(EXERCISE GOAL):
Reproduce every entry below precisely; do not include the pictures.

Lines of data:

= = = = = = =

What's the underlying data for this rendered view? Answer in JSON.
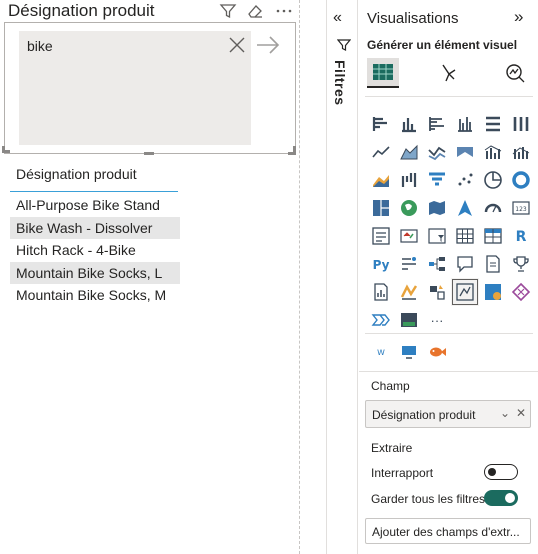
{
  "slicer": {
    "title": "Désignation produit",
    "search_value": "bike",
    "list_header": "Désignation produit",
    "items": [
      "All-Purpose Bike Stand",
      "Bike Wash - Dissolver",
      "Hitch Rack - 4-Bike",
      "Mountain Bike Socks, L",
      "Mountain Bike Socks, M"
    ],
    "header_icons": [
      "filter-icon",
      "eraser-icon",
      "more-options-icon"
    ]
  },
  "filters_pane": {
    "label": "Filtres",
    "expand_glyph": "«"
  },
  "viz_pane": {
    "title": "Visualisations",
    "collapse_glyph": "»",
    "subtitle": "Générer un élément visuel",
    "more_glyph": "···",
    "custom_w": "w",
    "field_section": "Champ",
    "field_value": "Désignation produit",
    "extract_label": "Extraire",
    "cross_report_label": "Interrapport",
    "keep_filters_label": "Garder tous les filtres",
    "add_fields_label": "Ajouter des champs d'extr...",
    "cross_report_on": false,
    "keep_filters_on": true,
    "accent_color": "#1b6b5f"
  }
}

= = = = = = =

(ANSWER BELOW):
What's the underlying data for this rendered view? Answer in JSON.
{
  "slicer": {
    "title": "Désignation produit",
    "search_value": "bike",
    "list_header": "Désignation produit",
    "items": [
      "All-Purpose Bike Stand",
      "Bike Wash - Dissolver",
      "Hitch Rack - 4-Bike",
      "Mountain Bike Socks, L",
      "Mountain Bike Socks, M"
    ],
    "header_icons": [
      "filter-icon",
      "eraser-icon",
      "more-options-icon"
    ]
  },
  "filters_pane": {
    "label": "Filtres",
    "expand_glyph": "«"
  },
  "viz_pane": {
    "title": "Visualisations",
    "collapse_glyph": "»",
    "subtitle": "Générer un élément visuel",
    "more_glyph": "···",
    "custom_w": "w",
    "field_section": "Champ",
    "field_value": "Désignation produit",
    "extract_label": "Extraire",
    "cross_report_label": "Interrapport",
    "keep_filters_label": "Garder tous les filtres",
    "add_fields_label": "Ajouter des champs d'extr...",
    "cross_report_on": false,
    "keep_filters_on": true,
    "accent_color": "#1b6b5f"
  }
}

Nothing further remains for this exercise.